/---

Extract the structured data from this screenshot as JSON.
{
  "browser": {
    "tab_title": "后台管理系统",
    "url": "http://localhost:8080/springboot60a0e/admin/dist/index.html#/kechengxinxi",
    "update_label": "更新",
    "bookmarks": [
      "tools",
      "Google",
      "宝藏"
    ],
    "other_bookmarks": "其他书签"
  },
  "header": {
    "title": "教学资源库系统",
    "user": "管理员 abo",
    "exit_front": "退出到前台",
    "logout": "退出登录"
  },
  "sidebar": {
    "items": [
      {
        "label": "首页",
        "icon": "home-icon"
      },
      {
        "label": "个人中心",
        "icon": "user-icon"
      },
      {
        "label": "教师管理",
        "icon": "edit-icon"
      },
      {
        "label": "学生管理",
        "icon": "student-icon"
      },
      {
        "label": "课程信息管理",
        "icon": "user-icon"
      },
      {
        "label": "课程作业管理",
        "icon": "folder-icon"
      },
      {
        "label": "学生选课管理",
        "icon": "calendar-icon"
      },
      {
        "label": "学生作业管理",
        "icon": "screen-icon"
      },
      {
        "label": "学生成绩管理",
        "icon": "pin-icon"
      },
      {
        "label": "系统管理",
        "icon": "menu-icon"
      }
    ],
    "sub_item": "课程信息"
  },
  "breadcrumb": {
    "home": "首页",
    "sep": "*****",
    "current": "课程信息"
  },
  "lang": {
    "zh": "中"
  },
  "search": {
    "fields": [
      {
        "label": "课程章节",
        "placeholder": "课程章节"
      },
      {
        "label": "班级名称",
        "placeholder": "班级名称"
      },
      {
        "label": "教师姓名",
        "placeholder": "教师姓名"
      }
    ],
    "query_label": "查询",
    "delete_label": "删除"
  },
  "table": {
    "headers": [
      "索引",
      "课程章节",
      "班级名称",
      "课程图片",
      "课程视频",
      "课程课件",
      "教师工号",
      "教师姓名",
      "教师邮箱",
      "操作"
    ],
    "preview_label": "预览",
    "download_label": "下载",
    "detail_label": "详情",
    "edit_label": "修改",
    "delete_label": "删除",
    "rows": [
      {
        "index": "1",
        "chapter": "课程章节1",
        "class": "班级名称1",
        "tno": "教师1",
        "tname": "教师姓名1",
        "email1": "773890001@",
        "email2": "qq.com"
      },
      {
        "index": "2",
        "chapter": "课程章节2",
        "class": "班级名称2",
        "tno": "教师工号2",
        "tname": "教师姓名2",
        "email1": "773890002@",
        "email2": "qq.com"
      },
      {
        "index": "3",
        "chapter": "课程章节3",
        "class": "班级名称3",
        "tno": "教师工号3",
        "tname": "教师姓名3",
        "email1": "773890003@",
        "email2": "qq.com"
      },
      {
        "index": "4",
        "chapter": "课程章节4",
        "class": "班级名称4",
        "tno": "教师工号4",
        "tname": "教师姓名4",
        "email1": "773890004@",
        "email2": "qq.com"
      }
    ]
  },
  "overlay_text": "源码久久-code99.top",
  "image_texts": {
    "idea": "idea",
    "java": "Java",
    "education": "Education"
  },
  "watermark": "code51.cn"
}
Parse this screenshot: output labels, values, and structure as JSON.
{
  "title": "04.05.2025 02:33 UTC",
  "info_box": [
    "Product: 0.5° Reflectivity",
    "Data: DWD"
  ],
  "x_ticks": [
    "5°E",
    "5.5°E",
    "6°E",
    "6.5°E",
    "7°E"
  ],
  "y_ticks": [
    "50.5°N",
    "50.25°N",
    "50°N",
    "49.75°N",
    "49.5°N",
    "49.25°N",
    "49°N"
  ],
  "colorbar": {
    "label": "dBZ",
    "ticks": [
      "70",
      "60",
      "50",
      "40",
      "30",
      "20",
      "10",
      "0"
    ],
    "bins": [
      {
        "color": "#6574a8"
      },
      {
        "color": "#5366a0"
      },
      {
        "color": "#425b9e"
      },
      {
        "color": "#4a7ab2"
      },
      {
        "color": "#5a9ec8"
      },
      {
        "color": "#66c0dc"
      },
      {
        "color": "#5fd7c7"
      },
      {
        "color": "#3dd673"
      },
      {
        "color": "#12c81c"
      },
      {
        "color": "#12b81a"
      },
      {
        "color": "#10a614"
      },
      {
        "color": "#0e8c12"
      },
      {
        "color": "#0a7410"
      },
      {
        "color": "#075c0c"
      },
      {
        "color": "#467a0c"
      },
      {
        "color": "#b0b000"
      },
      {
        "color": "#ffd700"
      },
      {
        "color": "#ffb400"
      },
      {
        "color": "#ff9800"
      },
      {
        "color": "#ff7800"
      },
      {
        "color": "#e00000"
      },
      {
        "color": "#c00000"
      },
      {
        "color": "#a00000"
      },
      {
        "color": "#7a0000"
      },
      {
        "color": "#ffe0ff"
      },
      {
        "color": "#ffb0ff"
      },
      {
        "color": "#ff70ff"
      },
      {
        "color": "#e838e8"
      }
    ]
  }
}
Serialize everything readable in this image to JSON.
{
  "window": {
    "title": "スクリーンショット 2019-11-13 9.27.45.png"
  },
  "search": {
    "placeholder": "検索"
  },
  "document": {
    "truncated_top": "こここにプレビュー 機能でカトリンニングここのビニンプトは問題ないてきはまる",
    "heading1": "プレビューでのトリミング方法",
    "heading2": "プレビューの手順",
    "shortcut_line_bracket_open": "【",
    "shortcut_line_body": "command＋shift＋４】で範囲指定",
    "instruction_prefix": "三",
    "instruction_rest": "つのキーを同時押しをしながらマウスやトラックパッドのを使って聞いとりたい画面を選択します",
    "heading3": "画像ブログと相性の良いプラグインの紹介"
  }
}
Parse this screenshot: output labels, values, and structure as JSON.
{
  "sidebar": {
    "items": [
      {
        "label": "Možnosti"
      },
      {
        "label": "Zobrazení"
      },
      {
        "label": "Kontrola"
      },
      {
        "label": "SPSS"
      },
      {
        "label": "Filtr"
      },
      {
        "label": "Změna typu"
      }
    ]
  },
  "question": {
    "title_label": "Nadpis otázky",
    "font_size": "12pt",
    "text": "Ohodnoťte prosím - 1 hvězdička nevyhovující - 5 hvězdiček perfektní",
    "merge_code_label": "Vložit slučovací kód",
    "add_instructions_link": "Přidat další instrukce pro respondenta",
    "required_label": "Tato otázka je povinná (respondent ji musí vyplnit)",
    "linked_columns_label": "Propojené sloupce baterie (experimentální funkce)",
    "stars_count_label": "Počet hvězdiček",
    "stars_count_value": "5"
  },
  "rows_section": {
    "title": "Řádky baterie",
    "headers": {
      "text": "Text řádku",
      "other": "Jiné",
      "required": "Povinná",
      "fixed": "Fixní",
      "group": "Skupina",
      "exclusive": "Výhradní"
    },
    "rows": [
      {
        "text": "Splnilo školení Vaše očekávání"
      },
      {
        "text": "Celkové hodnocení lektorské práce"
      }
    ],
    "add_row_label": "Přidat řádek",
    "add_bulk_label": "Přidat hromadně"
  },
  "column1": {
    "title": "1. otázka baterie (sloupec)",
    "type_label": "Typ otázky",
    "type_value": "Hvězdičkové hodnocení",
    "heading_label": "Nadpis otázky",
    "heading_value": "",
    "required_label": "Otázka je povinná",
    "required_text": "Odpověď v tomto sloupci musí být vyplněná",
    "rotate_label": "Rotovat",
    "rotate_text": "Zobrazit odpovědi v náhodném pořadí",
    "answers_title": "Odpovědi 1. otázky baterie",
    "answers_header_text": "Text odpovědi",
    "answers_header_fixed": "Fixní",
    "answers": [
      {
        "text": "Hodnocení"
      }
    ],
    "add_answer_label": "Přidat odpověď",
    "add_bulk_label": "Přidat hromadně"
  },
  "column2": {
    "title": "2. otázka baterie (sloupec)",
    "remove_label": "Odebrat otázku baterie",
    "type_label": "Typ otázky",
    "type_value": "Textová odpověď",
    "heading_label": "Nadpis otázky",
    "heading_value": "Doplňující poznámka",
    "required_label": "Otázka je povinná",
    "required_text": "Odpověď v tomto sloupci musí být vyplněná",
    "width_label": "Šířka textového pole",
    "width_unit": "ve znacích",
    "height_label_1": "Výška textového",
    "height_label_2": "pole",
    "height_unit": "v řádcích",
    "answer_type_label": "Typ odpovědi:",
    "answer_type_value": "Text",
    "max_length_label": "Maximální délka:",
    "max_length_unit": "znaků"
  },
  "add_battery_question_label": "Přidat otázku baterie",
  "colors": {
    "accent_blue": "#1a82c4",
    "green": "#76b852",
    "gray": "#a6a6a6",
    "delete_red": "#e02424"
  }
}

\---

### TO DO:
Copy out each line of the listing that holds "JSON".

### EXERCISE RESULT:
Extract the structured data from this screenshot as JSON.
Parse this screenshot: output labels, values, and structure as JSON.
Serialize everything readable in this image to JSON.
Parse this screenshot: output labels, values, and structure as JSON.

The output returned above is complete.